_Your goal_: Gather all lines in the entries that include the word "Airlines".

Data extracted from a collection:
- - -
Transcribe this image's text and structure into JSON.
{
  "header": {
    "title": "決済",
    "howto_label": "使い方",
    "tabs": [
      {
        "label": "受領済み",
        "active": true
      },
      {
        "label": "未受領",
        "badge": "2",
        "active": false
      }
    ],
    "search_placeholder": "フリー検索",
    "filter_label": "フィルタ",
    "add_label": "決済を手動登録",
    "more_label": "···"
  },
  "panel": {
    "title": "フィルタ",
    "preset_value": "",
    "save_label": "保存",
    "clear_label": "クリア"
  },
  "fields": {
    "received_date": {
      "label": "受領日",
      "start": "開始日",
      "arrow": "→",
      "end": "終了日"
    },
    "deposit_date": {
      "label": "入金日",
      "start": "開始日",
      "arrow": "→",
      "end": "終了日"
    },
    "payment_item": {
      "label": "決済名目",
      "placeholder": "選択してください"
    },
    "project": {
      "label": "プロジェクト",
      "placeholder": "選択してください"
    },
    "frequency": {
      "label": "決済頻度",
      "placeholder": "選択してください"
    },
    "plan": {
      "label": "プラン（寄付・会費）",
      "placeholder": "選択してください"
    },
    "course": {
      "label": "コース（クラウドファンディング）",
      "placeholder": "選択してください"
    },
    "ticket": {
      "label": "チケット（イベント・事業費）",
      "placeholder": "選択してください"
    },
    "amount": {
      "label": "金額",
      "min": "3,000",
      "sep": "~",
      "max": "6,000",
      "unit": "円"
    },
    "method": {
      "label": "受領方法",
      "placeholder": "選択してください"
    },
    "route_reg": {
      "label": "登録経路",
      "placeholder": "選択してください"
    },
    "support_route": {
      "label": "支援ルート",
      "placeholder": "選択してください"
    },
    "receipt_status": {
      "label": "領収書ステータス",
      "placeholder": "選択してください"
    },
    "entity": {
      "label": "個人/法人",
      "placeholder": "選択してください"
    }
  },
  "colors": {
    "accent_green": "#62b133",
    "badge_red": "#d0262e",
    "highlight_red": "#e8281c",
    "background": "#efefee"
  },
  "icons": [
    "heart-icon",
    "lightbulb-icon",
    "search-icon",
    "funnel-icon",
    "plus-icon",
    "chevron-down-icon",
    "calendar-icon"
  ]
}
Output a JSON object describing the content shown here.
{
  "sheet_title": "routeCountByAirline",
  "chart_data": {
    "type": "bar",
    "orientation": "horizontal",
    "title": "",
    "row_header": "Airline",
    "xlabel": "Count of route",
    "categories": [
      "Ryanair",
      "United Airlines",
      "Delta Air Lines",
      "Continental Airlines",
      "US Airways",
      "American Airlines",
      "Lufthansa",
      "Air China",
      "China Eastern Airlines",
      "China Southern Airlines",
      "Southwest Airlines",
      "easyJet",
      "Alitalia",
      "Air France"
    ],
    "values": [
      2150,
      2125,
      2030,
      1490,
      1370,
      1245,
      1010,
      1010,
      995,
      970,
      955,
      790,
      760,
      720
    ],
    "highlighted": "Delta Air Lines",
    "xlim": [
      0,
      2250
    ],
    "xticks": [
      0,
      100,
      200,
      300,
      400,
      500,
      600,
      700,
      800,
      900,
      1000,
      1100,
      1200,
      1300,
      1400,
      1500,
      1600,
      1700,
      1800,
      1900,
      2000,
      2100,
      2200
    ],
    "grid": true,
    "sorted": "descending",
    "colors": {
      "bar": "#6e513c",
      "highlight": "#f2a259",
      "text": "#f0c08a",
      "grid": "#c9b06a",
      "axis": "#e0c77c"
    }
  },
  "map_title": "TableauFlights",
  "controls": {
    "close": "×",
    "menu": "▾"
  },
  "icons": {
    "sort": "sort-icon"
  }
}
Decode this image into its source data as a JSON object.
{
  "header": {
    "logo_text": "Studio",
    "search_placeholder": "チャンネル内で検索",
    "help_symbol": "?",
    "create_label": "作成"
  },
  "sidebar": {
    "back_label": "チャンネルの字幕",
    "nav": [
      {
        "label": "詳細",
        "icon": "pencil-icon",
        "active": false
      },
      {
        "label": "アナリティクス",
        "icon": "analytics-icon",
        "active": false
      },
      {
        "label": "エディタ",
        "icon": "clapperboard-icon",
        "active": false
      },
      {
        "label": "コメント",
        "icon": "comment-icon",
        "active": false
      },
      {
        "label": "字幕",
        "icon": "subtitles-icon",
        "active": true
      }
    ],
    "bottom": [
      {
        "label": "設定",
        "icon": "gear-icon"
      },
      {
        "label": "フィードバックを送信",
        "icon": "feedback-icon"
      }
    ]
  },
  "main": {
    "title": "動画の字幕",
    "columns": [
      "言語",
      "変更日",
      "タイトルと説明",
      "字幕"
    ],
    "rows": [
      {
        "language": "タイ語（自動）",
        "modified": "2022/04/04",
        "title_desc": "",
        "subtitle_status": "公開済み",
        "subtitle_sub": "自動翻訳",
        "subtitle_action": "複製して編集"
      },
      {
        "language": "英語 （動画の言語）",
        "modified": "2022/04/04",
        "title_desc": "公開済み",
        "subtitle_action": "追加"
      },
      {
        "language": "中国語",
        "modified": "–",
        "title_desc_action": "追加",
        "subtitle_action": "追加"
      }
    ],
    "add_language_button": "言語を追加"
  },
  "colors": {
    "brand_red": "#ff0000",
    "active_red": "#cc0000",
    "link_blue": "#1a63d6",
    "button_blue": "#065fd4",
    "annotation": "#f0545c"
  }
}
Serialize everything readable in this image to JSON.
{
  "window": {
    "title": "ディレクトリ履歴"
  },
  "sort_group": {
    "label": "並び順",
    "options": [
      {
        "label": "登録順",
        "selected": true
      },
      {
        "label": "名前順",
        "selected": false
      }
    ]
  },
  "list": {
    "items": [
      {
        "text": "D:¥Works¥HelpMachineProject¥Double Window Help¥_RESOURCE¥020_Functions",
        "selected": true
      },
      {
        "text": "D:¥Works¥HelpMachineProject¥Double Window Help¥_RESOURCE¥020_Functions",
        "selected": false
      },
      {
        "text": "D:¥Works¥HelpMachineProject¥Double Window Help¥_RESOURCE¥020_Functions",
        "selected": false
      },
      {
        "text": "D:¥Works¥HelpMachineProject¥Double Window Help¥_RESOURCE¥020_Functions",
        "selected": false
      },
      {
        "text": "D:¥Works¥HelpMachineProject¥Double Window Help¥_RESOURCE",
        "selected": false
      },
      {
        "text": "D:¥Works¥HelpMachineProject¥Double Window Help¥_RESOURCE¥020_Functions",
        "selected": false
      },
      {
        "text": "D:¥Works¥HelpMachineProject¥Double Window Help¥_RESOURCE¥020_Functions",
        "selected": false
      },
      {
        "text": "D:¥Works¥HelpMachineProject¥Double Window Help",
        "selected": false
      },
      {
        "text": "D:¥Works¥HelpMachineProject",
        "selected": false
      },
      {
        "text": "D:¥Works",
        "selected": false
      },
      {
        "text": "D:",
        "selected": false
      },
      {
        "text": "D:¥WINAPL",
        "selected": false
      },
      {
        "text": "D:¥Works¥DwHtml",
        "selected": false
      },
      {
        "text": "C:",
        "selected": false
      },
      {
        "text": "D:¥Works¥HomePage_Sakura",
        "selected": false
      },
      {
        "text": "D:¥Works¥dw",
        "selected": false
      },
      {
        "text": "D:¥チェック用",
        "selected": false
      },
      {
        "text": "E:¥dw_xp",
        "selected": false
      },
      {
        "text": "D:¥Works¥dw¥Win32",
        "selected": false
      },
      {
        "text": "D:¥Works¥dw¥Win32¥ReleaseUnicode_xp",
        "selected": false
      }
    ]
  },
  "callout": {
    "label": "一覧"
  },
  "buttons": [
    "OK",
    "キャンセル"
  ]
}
- - -
_Expected output_:
      "United Airlines",
      "Continental Airlines",
      "American Airlines",
      "China Eastern Airlines",
      "China Southern Airlines",
      "Southwest Airlines",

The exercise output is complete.